(Stored items)
======

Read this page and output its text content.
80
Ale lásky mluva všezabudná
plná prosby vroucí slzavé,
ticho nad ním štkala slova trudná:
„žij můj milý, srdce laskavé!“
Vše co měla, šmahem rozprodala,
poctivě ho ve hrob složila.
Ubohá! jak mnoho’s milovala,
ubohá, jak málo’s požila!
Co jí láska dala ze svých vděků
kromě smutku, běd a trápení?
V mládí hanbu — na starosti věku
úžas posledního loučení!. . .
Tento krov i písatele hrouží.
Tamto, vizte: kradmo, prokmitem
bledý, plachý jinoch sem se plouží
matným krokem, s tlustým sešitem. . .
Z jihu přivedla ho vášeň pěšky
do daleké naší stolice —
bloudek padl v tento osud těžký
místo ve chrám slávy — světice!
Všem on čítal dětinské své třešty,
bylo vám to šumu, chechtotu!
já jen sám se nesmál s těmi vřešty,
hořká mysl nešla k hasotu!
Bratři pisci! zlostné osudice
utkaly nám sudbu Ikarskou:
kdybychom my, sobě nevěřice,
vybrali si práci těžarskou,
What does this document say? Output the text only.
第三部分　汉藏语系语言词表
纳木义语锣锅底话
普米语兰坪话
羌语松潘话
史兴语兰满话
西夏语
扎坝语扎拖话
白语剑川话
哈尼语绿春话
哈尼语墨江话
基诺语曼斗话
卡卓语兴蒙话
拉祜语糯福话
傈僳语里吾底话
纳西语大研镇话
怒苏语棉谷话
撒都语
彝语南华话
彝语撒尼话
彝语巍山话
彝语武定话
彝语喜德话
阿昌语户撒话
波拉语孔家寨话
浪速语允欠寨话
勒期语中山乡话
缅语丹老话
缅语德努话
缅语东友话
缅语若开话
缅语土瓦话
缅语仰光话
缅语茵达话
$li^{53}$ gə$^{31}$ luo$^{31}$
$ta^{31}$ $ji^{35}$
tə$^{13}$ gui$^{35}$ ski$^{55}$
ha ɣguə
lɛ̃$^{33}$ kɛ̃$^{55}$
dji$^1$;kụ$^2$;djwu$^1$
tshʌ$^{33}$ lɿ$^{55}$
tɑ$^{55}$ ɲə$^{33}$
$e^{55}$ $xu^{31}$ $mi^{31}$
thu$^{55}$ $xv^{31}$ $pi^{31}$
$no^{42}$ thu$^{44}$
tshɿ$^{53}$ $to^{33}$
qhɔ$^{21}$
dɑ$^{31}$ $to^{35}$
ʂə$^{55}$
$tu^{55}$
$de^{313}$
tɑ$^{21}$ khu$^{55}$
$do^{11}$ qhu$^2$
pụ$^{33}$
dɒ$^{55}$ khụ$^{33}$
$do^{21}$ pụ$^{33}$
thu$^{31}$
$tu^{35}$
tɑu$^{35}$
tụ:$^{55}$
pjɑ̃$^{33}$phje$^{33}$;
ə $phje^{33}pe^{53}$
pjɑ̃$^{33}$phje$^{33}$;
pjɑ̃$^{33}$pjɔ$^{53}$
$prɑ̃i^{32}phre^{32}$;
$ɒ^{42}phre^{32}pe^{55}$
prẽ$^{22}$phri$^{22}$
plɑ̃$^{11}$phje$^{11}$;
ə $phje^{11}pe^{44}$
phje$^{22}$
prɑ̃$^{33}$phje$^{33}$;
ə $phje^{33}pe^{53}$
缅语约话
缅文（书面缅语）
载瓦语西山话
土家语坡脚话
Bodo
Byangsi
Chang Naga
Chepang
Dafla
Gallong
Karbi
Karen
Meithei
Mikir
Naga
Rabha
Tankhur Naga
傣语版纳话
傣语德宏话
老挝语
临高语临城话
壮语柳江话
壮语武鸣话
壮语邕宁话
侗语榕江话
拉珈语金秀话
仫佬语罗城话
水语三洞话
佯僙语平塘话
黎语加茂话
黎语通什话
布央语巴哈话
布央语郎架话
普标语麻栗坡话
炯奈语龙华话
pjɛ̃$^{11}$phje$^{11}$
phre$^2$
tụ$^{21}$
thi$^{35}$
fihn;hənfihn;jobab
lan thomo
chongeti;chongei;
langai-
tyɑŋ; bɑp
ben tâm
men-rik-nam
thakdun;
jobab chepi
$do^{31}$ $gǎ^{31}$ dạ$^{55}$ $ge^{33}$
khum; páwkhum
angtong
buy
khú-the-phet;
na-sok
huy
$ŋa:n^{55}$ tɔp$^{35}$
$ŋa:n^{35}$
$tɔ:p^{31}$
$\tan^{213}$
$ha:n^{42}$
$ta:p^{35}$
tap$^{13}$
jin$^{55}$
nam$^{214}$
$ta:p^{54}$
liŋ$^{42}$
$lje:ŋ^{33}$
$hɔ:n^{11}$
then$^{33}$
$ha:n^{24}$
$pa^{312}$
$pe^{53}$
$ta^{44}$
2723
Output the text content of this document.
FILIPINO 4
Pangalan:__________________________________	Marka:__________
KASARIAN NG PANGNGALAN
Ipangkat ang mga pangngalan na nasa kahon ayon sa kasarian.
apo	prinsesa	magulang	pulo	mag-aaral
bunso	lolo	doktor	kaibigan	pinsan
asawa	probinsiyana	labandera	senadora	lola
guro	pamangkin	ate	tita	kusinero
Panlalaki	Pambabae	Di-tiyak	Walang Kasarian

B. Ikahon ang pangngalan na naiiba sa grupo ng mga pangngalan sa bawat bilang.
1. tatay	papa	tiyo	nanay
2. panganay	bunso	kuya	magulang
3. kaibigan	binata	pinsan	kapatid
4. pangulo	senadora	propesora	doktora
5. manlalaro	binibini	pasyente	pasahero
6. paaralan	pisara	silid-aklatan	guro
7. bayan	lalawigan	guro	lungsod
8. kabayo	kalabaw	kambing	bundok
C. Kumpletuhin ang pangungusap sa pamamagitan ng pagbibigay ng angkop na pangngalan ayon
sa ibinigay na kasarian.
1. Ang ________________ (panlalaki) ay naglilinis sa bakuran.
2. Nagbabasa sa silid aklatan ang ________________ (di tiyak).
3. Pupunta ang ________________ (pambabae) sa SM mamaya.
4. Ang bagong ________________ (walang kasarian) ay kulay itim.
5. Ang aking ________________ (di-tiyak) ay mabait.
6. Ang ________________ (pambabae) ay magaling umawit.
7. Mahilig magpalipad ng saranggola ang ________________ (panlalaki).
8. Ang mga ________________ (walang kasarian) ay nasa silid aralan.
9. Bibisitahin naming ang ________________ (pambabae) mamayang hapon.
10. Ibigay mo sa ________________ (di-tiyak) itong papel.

======

▸ **Request**
Make an exact copy of the records.

▸ **In response**
Read this page and output its text content.
80
Ale lásky mluva všezabudná
plná prosby vroucí slzavé,
ticho nad ním štkala slova trudná:
„žij můj milý, srdce laskavé!“
Vše co měla, šmahem rozprodala,
poctivě ho ve hrob složila.
Ubohá! jak mnoho’s milovala,
ubohá, jak málo’s požila!
Co jí láska dala ze svých vděků
kromě smutku, běd a trápení?
V mládí hanbu — na starosti věku
úžas posledního loučení!. . .
Tento krov i písatele hrouží.
Tamto, vizte: kradmo, prokmitem
bledý, plachý jinoch sem se plouží
matným krokem, s tlustým sešitem. . .
Z jihu přivedla ho vášeň pěšky
do daleké naší stolice —
bloudek padl v tento osud těžký
místo ve chrám slávy — světice!
Všem on čítal dětinské své třešty,
bylo vám to šumu, chechtotu!
já jen sám se nesmál s těmi vřešty,
hořká mysl nešla k hasotu!
Bratři pisci! zlostné osudice
utkaly nám sudbu Ikarskou:
kdybychom my, sobě nevěřice,
vybrali si práci těžarskou,
What does this document say? Output the text only.
第三部分　汉藏语系语言词表
纳木义语锣锅底话
普米语兰坪话
羌语松潘话
史兴语兰满话
西夏语
扎坝语扎拖话
白语剑川话
哈尼语绿春话
哈尼语墨江话
基诺语曼斗话
卡卓语兴蒙话
拉祜语糯福话
傈僳语里吾底话
纳西语大研镇话
怒苏语棉谷话
撒都语
彝语南华话
彝语撒尼话
彝语巍山话
彝语武定话
彝语喜德话
阿昌语户撒话
波拉语孔家寨话
浪速语允欠寨话
勒期语中山乡话
缅语丹老话
缅语德努话
缅语东友话
缅语若开话
缅语土瓦话
缅语仰光话
缅语茵达话
$li^{53}$ gə$^{31}$ luo$^{31}$
$ta^{31}$ $ji^{35}$
tə$^{13}$ gui$^{35}$ ski$^{55}$
ha ɣguə
lɛ̃$^{33}$ kɛ̃$^{55}$
dji$^1$;kụ$^2$;djwu$^1$
tshʌ$^{33}$ lɿ$^{55}$
tɑ$^{55}$ ɲə$^{33}$
$e^{55}$ $xu^{31}$ $mi^{31}$
thu$^{55}$ $xv^{31}$ $pi^{31}$
$no^{42}$ thu$^{44}$
tshɿ$^{53}$ $to^{33}$
qhɔ$^{21}$
dɑ$^{31}$ $to^{35}$
ʂə$^{55}$
$tu^{55}$
$de^{313}$
tɑ$^{21}$ khu$^{55}$
$do^{11}$ qhu$^2$
pụ$^{33}$
dɒ$^{55}$ khụ$^{33}$
$do^{21}$ pụ$^{33}$
thu$^{31}$
$tu^{35}$
tɑu$^{35}$
tụ:$^{55}$
pjɑ̃$^{33}$phje$^{33}$;
ə $phje^{33}pe^{53}$
pjɑ̃$^{33}$phje$^{33}$;
pjɑ̃$^{33}$pjɔ$^{53}$
$prɑ̃i^{32}phre^{32}$;
$ɒ^{42}phre^{32}pe^{55}$
prẽ$^{22}$phri$^{22}$
plɑ̃$^{11}$phje$^{11}$;
ə $phje^{11}pe^{44}$
phje$^{22}$
prɑ̃$^{33}$phje$^{33}$;
ə $phje^{33}pe^{53}$
缅语约话
缅文（书面缅语）
载瓦语西山话
土家语坡脚话
Bodo
Byangsi
Chang Naga
Chepang
Dafla
Gallong
Karbi
Karen
Meithei
Mikir
Naga
Rabha
Tankhur Naga
傣语版纳话
傣语德宏话
老挝语
临高语临城话
壮语柳江话
壮语武鸣话
壮语邕宁话
侗语榕江话
拉珈语金秀话
仫佬语罗城话
水语三洞话
佯僙语平塘话
黎语加茂话
黎语通什话
布央语巴哈话
布央语郎架话
普标语麻栗坡话
炯奈语龙华话
pjɛ̃$^{11}$phje$^{11}$
phre$^2$
tụ$^{21}$
thi$^{35}$
fihn;hənfihn;jobab
lan thomo
chongeti;chongei;
langai-
tyɑŋ; bɑp
ben tâm
men-rik-nam
thakdun;
jobab chepi
$do^{31}$ $gǎ^{31}$ dạ$^{55}$ $ge^{33}$
khum; páwkhum
angtong
buy
khú-the-phet;
na-sok
huy
$ŋa:n^{55}$ tɔp$^{35}$
$ŋa:n^{35}$
$tɔ:p^{31}$
$\tan^{213}$
$ha:n^{42}$
$ta:p^{35}$
tap$^{13}$
jin$^{55}$
nam$^{214}$
$ta:p^{54}$
liŋ$^{42}$
$lje:ŋ^{33}$
$hɔ:n^{11}$
then$^{33}$
$ha:n^{24}$
$pa^{312}$
$pe^{53}$
$ta^{44}$
2723
Output the text content of this document.
FILIPINO 4
Pangalan:__________________________________	Marka:__________
KASARIAN NG PANGNGALAN
Ipangkat ang mga pangngalan na nasa kahon ayon sa kasarian.
apo	prinsesa	magulang	pulo	mag-aaral
bunso	lolo	doktor	kaibigan	pinsan
asawa	probinsiyana	labandera	senadora	lola
guro	pamangkin	ate	tita	kusinero
Panlalaki	Pambabae	Di-tiyak	Walang Kasarian

B. Ikahon ang pangngalan na naiiba sa grupo ng mga pangngalan sa bawat bilang.
1. tatay	papa	tiyo	nanay
2. panganay	bunso	kuya	magulang
3. kaibigan	binata	pinsan	kapatid
4. pangulo	senadora	propesora	doktora
5. manlalaro	binibini	pasyente	pasahero
6. paaralan	pisara	silid-aklatan	guro
7. bayan	lalawigan	guro	lungsod
8. kabayo	kalabaw	kambing	bundok
C. Kumpletuhin ang pangungusap sa pamamagitan ng pagbibigay ng angkop na pangngalan ayon
sa ibinigay na kasarian.
1. Ang ________________ (panlalaki) ay naglilinis sa bakuran.
2. Nagbabasa sa silid aklatan ang ________________ (di tiyak).
3. Pupunta ang ________________ (pambabae) sa SM mamaya.
4. Ang bagong ________________ (walang kasarian) ay kulay itim.
5. Ang aking ________________ (di-tiyak) ay mabait.
6. Ang ________________ (pambabae) ay magaling umawit.
7. Mahilig magpalipad ng saranggola ang ________________ (panlalaki).
8. Ang mga ________________ (walang kasarian) ay nasa silid aralan.
9. Bibisitahin naming ang ________________ (pambabae) mamayang hapon.
10. Ibigay mo sa ________________ (di-tiyak) itong papel.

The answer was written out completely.